| Exercise directions |
Return the lines where the word "EUROPY" occurs.

| Records for the task |
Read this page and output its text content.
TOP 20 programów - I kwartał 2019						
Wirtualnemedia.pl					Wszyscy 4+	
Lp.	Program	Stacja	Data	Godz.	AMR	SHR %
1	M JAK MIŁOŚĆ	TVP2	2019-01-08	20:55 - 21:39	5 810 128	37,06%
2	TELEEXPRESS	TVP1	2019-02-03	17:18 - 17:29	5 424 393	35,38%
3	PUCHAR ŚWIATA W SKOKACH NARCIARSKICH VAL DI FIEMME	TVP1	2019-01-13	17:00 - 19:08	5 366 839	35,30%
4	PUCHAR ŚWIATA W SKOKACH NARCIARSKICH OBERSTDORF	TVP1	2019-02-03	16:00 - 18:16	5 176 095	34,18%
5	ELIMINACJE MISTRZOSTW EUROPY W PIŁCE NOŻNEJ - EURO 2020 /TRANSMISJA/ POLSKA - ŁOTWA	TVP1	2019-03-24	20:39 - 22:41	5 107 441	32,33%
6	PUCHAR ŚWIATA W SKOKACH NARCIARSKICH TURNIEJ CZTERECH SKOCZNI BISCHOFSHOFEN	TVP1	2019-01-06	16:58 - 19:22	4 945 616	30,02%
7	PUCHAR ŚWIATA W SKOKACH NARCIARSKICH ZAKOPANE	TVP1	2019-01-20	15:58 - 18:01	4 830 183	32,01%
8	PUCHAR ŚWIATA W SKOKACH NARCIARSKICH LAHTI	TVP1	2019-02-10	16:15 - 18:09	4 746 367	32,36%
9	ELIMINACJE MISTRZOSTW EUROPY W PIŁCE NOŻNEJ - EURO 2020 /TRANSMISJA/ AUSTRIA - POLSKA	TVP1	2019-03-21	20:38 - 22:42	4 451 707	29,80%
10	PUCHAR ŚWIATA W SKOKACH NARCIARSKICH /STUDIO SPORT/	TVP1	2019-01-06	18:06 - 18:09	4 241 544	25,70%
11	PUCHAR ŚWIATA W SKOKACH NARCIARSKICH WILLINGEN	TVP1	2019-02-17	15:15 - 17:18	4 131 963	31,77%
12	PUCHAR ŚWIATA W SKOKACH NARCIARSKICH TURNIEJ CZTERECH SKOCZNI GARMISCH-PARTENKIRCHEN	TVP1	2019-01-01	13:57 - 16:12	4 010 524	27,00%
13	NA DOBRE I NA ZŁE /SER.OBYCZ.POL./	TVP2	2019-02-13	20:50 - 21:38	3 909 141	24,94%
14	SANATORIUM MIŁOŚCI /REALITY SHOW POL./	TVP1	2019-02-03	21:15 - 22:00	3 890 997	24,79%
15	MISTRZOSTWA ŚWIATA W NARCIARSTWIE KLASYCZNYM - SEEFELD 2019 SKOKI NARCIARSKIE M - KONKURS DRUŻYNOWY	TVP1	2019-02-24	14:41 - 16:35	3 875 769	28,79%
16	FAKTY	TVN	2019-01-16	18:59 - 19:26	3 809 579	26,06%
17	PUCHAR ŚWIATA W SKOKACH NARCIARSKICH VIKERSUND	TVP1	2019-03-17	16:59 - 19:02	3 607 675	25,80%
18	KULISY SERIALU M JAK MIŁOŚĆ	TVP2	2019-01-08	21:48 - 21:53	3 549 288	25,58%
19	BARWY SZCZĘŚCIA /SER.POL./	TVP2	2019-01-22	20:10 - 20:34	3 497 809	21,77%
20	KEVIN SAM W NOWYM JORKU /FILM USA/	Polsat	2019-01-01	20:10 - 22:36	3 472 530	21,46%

| In response |
5	ELIMINACJE MISTRZOSTW EUROPY W PIŁCE NOŻNEJ - EURO 2020 /TRANSMISJA/ POLSKA - ŁOTWA	TVP1	2019-03-24	20:39 - 22:41	5 107 441	32,33%
9	ELIMINACJE MISTRZOSTW EUROPY W PIŁCE NOŻNEJ - EURO 2020 /TRANSMISJA/ AUSTRIA - POLSKA	TVP1	2019-03-21	20:38 - 22:42	4 451 707	29,80%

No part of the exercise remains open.